### Task brief
Repeat each line exactly as it is written.
## start Extracted information
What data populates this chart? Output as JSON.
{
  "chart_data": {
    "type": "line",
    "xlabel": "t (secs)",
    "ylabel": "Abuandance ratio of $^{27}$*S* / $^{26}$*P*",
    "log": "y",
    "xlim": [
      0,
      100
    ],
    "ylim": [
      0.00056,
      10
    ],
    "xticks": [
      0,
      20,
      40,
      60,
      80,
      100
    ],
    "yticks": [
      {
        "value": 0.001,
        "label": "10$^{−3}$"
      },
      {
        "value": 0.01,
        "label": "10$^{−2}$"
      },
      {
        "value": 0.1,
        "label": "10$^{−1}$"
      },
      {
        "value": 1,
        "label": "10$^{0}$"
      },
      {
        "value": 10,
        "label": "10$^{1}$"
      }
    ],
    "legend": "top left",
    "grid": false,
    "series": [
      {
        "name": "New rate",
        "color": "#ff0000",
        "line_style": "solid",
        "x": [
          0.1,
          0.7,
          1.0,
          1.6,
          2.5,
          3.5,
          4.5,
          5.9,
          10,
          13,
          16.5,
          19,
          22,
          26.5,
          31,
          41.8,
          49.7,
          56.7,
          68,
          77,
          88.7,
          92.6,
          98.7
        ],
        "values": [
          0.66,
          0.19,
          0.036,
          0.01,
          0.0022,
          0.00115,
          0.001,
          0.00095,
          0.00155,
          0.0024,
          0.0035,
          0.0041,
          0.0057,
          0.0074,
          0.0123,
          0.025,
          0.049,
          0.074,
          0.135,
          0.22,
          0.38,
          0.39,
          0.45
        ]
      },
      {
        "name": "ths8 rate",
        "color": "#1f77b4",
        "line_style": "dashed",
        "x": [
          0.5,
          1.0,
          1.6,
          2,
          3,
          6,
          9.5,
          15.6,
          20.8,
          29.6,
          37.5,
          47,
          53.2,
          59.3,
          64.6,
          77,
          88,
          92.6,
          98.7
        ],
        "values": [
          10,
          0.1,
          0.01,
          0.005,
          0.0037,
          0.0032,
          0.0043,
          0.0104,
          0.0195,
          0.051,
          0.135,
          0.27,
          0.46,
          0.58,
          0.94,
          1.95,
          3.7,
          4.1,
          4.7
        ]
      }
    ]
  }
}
## end Extracted information
### Task answer
What data populates this chart? Output as JSON.
{
  "chart_data": {
    "type": "line",
    "xlabel": "t (secs)",
    "ylabel": "Abuandance ratio of $^{27}$*S* / $^{26}$*P*",
    "log": "y",
    "xlim": [
      0,
      100
    ],
    "ylim": [
      0.00056,
      10
    ],
    "xticks": [
      0,
      20,
      40,
      60,
      80,
      100
    ],
    "yticks": [
      {
        "value": 0.001,
        "label": "10$^{−3}$"
      },
      {
        "value": 0.01,
        "label": "10$^{−2}$"
      },
      {
        "value": 0.1,
        "label": "10$^{−1}$"
      },
      {
        "value": 1,
        "label": "10$^{0}$"
      },
      {
        "value": 10,
        "label": "10$^{1}$"
      }
    ],
    "legend": "top left",
    "grid": false,
    "series": [
      {
        "name": "New rate",
        "color": "#ff0000",
        "line_style": "solid",
        "x": [
          0.1,
          0.7,
          1.0,
          1.6,
          2.5,
          3.5,
          4.5,
          5.9,
          10,
          13,
          16.5,
          19,
          22,
          26.5,
          31,
          41.8,
          49.7,
          56.7,
          68,
          77,
          88.7,
          92.6,
          98.7
        ],
        "values": [
          0.66,
          0.19,
          0.036,
          0.01,
          0.0022,
          0.00115,
          0.001,
          0.00095,
          0.00155,
          0.0024,
          0.0035,
          0.0041,
          0.0057,
          0.0074,
          0.0123,
          0.025,
          0.049,
          0.074,
          0.135,
          0.22,
          0.38,
          0.39,
          0.45
        ]
      },
      {
        "name": "ths8 rate",
        "color": "#1f77b4",
        "line_style": "dashed",
        "x": [
          0.5,
          1.0,
          1.6,
          2,
          3,
          6,
          9.5,
          15.6,
          20.8,
          29.6,
          37.5,
          47,
          53.2,
          59.3,
          64.6,
          77,
          88,
          92.6,
          98.7
        ],
        "values": [
          10,
          0.1,
          0.01,
          0.005,
          0.0037,
          0.0032,
          0.0043,
          0.0104,
          0.0195,
          0.051,
          0.135,
          0.27,
          0.46,
          0.58,
          0.94,
          1.95,
          3.7,
          4.1,
          4.7
        ]
      }
    ]
  }
}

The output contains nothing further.